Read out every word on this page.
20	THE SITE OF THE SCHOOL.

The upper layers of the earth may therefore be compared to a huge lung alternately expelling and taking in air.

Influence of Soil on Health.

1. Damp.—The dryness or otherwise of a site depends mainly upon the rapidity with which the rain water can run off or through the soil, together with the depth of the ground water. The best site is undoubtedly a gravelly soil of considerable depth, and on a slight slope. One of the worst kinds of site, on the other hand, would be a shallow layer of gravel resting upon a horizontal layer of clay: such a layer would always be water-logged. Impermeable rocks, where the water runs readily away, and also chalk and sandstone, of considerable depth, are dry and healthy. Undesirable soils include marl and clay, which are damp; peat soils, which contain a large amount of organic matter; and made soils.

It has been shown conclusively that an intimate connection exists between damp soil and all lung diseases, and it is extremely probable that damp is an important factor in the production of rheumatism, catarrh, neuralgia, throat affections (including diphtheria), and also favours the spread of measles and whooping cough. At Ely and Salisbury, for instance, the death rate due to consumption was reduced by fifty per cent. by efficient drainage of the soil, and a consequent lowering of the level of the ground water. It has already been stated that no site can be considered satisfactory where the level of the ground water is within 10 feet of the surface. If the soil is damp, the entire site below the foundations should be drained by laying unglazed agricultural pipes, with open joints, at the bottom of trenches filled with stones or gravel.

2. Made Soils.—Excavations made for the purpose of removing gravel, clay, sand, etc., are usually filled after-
§ §
» **What is needed**: Write out every record verbatim.

» **Full answer**:
Read out every word on this page.
20	THE SITE OF THE SCHOOL.

The upper layers of the earth may therefore be compared to a huge lung alternately expelling and taking in air.

Influence of Soil on Health.

1. Damp.—The dryness or otherwise of a site depends mainly upon the rapidity with which the rain water can run off or through the soil, together with the depth of the ground water. The best site is undoubtedly a gravelly soil of considerable depth, and on a slight slope. One of the worst kinds of site, on the other hand, would be a shallow layer of gravel resting upon a horizontal layer of clay: such a layer would always be water-logged. Impermeable rocks, where the water runs readily away, and also chalk and sandstone, of considerable depth, are dry and healthy. Undesirable soils include marl and clay, which are damp; peat soils, which contain a large amount of organic matter; and made soils.

It has been shown conclusively that an intimate connection exists between damp soil and all lung diseases, and it is extremely probable that damp is an important factor in the production of rheumatism, catarrh, neuralgia, throat affections (including diphtheria), and also favours the spread of measles and whooping cough. At Ely and Salisbury, for instance, the death rate due to consumption was reduced by fifty per cent. by efficient drainage of the soil, and a consequent lowering of the level of the ground water. It has already been stated that no site can be considered satisfactory where the level of the ground water is within 10 feet of the surface. If the soil is damp, the entire site below the foundations should be drained by laying unglazed agricultural pipes, with open joints, at the bottom of trenches filled with stones or gravel.

2. Made Soils.—Excavations made for the purpose of removing gravel, clay, sand, etc., are usually filled after-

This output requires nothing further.